● WRITTEN TASK:
All lines in the data bearing the string "document" should be identified and copied.

====== THE RECORDS

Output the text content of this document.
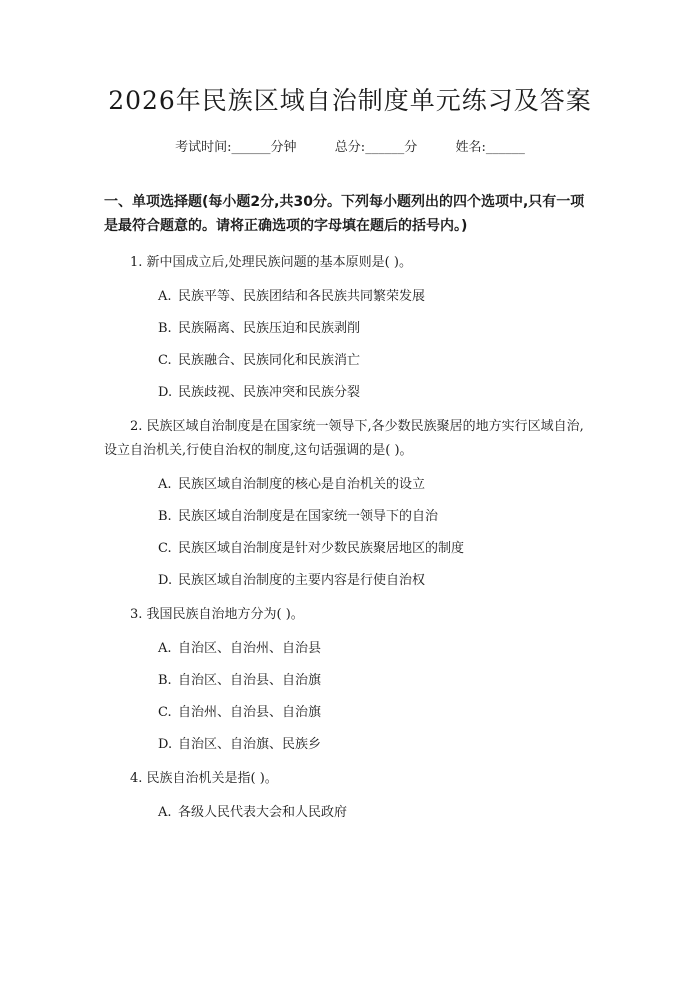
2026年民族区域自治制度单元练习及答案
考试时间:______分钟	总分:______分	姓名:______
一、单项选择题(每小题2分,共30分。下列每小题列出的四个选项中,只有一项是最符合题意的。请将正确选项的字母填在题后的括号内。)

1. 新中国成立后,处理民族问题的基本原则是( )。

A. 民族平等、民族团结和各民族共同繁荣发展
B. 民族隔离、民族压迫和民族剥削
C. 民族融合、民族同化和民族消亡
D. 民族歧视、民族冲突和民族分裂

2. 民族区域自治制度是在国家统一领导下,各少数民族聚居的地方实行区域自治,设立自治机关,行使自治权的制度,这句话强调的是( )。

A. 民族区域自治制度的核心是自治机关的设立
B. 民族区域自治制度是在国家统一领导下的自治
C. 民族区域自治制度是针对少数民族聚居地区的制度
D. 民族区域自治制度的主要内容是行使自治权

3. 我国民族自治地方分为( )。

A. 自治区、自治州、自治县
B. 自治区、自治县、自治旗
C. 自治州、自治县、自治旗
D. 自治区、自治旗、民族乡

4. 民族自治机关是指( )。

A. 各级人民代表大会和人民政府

============
====== THE RECORDS

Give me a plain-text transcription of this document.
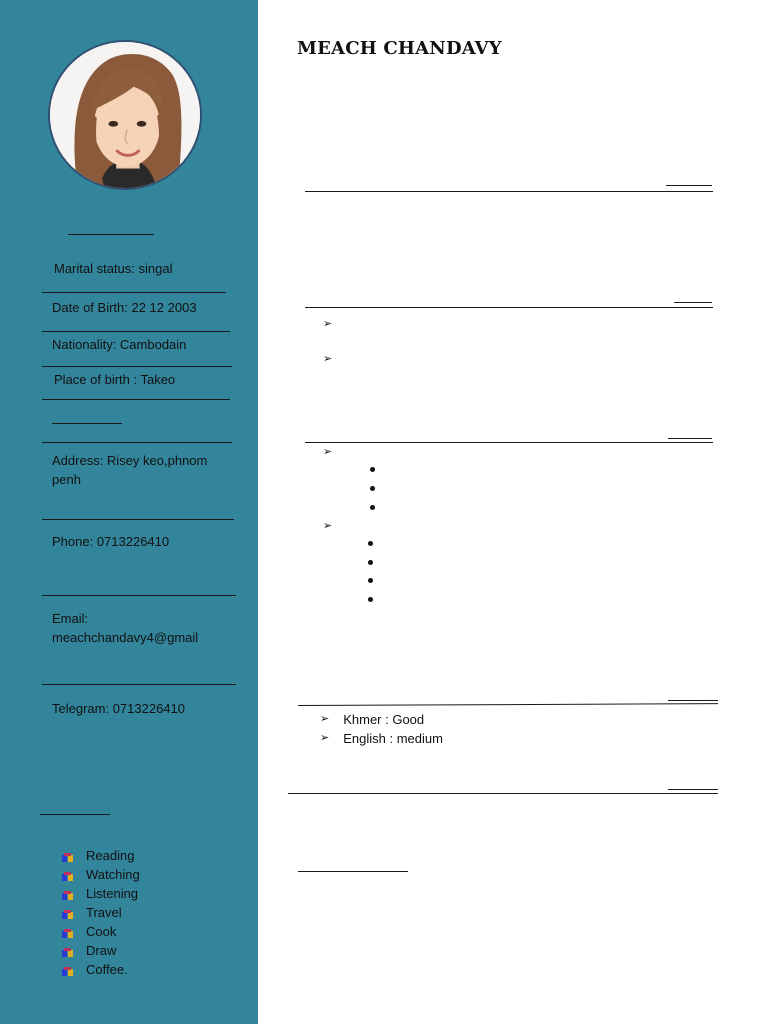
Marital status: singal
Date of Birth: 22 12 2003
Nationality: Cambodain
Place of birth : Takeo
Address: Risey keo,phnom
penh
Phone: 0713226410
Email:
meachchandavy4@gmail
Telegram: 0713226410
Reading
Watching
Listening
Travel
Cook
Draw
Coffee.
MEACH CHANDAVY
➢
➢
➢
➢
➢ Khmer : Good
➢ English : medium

============

● FINAL RESULT:
Output the text content of this document.
Give me a plain-text transcription of this document.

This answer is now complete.